• Goal of the exercise: Present every line of the data below as a numbered list, omitting any blank lines.

• Listed entries:
......

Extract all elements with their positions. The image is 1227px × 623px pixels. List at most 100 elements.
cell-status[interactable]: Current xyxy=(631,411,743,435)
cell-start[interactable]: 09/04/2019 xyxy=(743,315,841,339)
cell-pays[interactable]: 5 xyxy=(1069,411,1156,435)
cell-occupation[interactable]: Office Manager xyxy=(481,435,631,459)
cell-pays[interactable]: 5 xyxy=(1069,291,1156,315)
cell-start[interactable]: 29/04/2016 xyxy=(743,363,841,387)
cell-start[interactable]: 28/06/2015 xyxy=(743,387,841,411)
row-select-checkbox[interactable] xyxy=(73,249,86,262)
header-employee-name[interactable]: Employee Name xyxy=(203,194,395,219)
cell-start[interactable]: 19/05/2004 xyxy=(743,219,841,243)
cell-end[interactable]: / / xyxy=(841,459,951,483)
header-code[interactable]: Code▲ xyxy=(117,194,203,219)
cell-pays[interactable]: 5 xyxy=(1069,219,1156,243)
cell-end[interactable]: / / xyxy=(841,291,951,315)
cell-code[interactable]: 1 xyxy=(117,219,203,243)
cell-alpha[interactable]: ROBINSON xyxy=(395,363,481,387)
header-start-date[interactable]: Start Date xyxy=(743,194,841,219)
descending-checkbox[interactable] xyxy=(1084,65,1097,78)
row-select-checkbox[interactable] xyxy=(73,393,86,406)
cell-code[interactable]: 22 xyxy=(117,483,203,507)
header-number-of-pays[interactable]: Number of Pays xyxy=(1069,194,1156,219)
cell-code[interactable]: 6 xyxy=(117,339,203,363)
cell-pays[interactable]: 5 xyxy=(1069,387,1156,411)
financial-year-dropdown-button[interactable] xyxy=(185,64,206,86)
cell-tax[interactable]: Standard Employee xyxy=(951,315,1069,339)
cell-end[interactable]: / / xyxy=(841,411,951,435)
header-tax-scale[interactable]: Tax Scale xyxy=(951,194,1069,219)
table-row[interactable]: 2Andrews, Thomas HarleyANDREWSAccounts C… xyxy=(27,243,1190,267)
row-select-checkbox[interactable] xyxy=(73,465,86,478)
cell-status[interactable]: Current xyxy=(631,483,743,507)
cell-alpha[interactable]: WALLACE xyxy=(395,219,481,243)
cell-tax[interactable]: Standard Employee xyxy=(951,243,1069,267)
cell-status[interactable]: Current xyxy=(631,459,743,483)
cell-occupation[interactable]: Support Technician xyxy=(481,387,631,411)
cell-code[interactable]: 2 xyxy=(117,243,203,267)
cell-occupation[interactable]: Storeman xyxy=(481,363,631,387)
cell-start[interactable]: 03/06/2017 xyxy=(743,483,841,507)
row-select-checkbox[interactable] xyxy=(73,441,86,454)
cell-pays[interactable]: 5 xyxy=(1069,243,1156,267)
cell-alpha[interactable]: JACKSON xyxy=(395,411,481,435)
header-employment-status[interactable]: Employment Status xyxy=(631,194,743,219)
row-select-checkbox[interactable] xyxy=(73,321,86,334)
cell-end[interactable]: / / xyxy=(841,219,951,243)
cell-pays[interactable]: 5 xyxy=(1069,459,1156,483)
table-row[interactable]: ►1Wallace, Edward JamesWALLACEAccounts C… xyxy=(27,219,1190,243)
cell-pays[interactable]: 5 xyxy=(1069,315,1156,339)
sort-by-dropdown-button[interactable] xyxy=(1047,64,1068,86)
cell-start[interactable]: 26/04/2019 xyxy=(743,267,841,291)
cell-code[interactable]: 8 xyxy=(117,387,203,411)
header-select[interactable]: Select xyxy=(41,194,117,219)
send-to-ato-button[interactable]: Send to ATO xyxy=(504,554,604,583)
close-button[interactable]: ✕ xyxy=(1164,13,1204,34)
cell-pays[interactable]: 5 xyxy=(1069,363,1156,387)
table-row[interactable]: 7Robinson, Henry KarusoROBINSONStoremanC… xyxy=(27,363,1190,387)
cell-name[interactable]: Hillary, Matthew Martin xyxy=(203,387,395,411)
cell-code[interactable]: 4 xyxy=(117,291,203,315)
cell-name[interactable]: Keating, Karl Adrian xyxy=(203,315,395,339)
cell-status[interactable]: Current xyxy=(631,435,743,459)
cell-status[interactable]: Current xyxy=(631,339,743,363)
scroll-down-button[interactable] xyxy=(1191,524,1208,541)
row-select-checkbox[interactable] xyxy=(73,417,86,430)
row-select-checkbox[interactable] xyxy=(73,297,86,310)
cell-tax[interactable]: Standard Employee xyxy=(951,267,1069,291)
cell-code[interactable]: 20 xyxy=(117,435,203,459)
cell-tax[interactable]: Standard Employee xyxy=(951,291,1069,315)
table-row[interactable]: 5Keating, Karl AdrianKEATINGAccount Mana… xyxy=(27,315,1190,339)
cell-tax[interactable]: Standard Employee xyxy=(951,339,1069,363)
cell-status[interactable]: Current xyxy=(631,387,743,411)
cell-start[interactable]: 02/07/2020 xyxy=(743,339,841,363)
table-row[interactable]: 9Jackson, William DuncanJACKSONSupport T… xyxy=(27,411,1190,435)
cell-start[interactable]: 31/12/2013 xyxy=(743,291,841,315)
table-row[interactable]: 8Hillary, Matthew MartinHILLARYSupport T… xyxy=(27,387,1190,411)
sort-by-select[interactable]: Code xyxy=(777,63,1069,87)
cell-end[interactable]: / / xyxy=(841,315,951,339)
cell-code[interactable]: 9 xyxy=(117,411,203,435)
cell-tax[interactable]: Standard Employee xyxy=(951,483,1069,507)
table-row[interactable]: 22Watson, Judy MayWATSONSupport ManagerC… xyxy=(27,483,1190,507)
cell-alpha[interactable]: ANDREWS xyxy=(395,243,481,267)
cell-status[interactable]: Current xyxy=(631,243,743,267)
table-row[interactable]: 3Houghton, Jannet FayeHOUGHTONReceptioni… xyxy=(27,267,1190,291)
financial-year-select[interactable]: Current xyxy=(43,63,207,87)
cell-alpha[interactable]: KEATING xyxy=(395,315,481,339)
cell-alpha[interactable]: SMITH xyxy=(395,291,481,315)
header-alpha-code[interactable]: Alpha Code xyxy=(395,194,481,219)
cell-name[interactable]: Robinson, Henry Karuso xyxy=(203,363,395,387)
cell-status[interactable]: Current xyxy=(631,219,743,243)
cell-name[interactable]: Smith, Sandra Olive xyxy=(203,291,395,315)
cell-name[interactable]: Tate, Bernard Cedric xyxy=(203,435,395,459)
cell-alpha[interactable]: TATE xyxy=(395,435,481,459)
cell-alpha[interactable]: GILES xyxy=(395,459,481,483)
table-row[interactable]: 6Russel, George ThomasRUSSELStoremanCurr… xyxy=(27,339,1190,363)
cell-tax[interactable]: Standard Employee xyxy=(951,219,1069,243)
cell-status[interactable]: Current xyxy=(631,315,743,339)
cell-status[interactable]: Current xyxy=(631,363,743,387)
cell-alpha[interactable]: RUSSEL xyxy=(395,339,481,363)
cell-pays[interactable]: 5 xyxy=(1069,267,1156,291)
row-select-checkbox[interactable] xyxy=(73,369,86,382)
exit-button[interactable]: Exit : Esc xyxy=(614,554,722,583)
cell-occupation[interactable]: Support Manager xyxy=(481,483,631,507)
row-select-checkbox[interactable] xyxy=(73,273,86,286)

......

• Reply to the exercise:
1. Extract all elements with their positions. The image is 1227px × 623px pixels. List at most 100 elements.
2. cell-status[interactable]: Current xyxy=(631,411,743,435)
3. cell-start[interactable]: 09/04/2019 xyxy=(743,315,841,339)
4. cell-pays[interactable]: 5 xyxy=(1069,411,1156,435)
5. cell-occupation[interactable]: Office Manager xyxy=(481,435,631,459)
6. cell-pays[interactable]: 5 xyxy=(1069,291,1156,315)
7. cell-start[interactable]: 29/04/2016 xyxy=(743,363,841,387)
8. cell-start[interactable]: 28/06/2015 xyxy=(743,387,841,411)
9. row-select-checkbox[interactable] xyxy=(73,249,86,262)
10. header-employee-name[interactable]: Employee Name xyxy=(203,194,395,219)
11. cell-start[interactable]: 19/05/2004 xyxy=(743,219,841,243)
12. cell-end[interactable]: / / xyxy=(841,459,951,483)
13. header-code[interactable]: Code▲ xyxy=(117,194,203,219)
14. cell-pays[interactable]: 5 xyxy=(1069,219,1156,243)
15. cell-end[interactable]: / / xyxy=(841,291,951,315)
16. cell-code[interactable]: 1 xyxy=(117,219,203,243)
17. cell-alpha[interactable]: ROBINSON xyxy=(395,363,481,387)
18. header-start-date[interactable]: Start Date xyxy=(743,194,841,219)
19. descending-checkbox[interactable] xyxy=(1084,65,1097,78)
20. row-select-checkbox[interactable] xyxy=(73,393,86,406)
21. cell-code[interactable]: 22 xyxy=(117,483,203,507)
22. header-number-of-pays[interactable]: Number of Pays xyxy=(1069,194,1156,219)
23. cell-code[interactable]: 6 xyxy=(117,339,203,363)
24. cell-pays[interactable]: 5 xyxy=(1069,387,1156,411)
25. financial-year-dropdown-button[interactable] xyxy=(185,64,206,86)
26. cell-tax[interactable]: Standard Employee xyxy=(951,315,1069,339)
27. cell-end[interactable]: / / xyxy=(841,411,951,435)
28. header-tax-scale[interactable]: Tax Scale xyxy=(951,194,1069,219)
29. table-row[interactable]: 2Andrews, Thomas HarleyANDREWSAccounts C… xyxy=(27,243,1190,267)
30. row-select-checkbox[interactable] xyxy=(73,465,86,478)
31. cell-status[interactable]: Current xyxy=(631,483,743,507)
32. cell-alpha[interactable]: WALLACE xyxy=(395,219,481,243)
33. cell-tax[interactable]: Standard Employee xyxy=(951,243,1069,267)
34. cell-status[interactable]: Current xyxy=(631,459,743,483)
35. cell-occupation[interactable]: Support Technician xyxy=(481,387,631,411)
36. cell-code[interactable]: 2 xyxy=(117,243,203,267)
37. cell-occupation[interactable]: Storeman xyxy=(481,363,631,387)
38. cell-start[interactable]: 03/06/2017 xyxy=(743,483,841,507)
39. row-select-checkbox[interactable] xyxy=(73,441,86,454)
40. cell-pays[interactable]: 5 xyxy=(1069,243,1156,267)
41. cell-alpha[interactable]: JACKSON xyxy=(395,411,481,435)
42. header-employment-status[interactable]: Employment Status xyxy=(631,194,743,219)
43. row-select-checkbox[interactable] xyxy=(73,321,86,334)
44. cell-end[interactable]: / / xyxy=(841,219,951,243)
45. cell-pays[interactable]: 5 xyxy=(1069,459,1156,483)
46. table-row[interactable]: ►1Wallace, Edward JamesWALLACEAccounts C… xyxy=(27,219,1190,243)
47. cell-pays[interactable]: 5 xyxy=(1069,315,1156,339)
48. sort-by-dropdown-button[interactable] xyxy=(1047,64,1068,86)
49. cell-start[interactable]: 26/04/2019 xyxy=(743,267,841,291)
50. cell-code[interactable]: 8 xyxy=(117,387,203,411)
51. header-select[interactable]: Select xyxy=(41,194,117,219)
52. send-to-ato-button[interactable]: Send to ATO xyxy=(504,554,604,583)
53. close-button[interactable]: ✕ xyxy=(1164,13,1204,34)
54. cell-pays[interactable]: 5 xyxy=(1069,363,1156,387)
55. table-row[interactable]: 7Robinson, Henry KarusoROBINSONStoremanC… xyxy=(27,363,1190,387)
56. cell-name[interactable]: Hillary, Matthew Martin xyxy=(203,387,395,411)
57. cell-code[interactable]: 4 xyxy=(117,291,203,315)
58. cell-name[interactable]: Keating, Karl Adrian xyxy=(203,315,395,339)
59. cell-status[interactable]: Current xyxy=(631,435,743,459)
60. cell-status[interactable]: Current xyxy=(631,339,743,363)
61. scroll-down-button[interactable] xyxy=(1191,524,1208,541)
62. row-select-checkbox[interactable] xyxy=(73,417,86,430)
63. row-select-checkbox[interactable] xyxy=(73,297,86,310)
64. cell-tax[interactable]: Standard Employee xyxy=(951,267,1069,291)
65. cell-code[interactable]: 20 xyxy=(117,435,203,459)
66. cell-tax[interactable]: Standard Employee xyxy=(951,291,1069,315)
67. table-row[interactable]: 5Keating, Karl AdrianKEATINGAccount Mana… xyxy=(27,315,1190,339)
68. cell-tax[interactable]: Standard Employee xyxy=(951,339,1069,363)
69. cell-status[interactable]: Current xyxy=(631,387,743,411)
70. cell-start[interactable]: 02/07/2020 xyxy=(743,339,841,363)
71. table-row[interactable]: 9Jackson, William DuncanJACKSONSupport T… xyxy=(27,411,1190,435)
72. cell-start[interactable]: 31/12/2013 xyxy=(743,291,841,315)
73. table-row[interactable]: 8Hillary, Matthew MartinHILLARYSupport T… xyxy=(27,387,1190,411)
74. sort-by-select[interactable]: Code xyxy=(777,63,1069,87)
75. cell-end[interactable]: / / xyxy=(841,315,951,339)
76. cell-code[interactable]: 9 xyxy=(117,411,203,435)
77. cell-tax[interactable]: Standard Employee xyxy=(951,483,1069,507)
78. table-row[interactable]: 22Watson, Judy MayWATSONSupport ManagerC… xyxy=(27,483,1190,507)
79. cell-alpha[interactable]: ANDREWS xyxy=(395,243,481,267)
80. cell-status[interactable]: Current xyxy=(631,243,743,267)
81. table-row[interactable]: 3Houghton, Jannet FayeHOUGHTONReceptioni… xyxy=(27,267,1190,291)
82. financial-year-select[interactable]: Current xyxy=(43,63,207,87)
83. cell-alpha[interactable]: KEATING xyxy=(395,315,481,339)
84. cell-alpha[interactable]: SMITH xyxy=(395,291,481,315)
85. header-alpha-code[interactable]: Alpha Code xyxy=(395,194,481,219)
86. cell-name[interactable]: Robinson, Henry Karuso xyxy=(203,363,395,387)
87. cell-status[interactable]: Current xyxy=(631,219,743,243)
88. cell-name[interactable]: Smith, Sandra Olive xyxy=(203,291,395,315)
89. cell-name[interactable]: Tate, Bernard Cedric xyxy=(203,435,395,459)
90. cell-alpha[interactable]: TATE xyxy=(395,435,481,459)
91. cell-alpha[interactable]: GILES xyxy=(395,459,481,483)
92. table-row[interactable]: 6Russel, George ThomasRUSSELStoremanCurr… xyxy=(27,339,1190,363)
93. cell-tax[interactable]: Standard Employee xyxy=(951,219,1069,243)
94. cell-status[interactable]: Current xyxy=(631,315,743,339)
95. cell-status[interactable]: Current xyxy=(631,363,743,387)
96. cell-alpha[interactable]: RUSSEL xyxy=(395,339,481,363)
97. cell-pays[interactable]: 5 xyxy=(1069,267,1156,291)
98. row-select-checkbox[interactable] xyxy=(73,369,86,382)
99. exit-button[interactable]: Exit : Esc xyxy=(614,554,722,583)
100. cell-occupation[interactable]: Support Manager xyxy=(481,483,631,507)
101. row-select-checkbox[interactable] xyxy=(73,273,86,286)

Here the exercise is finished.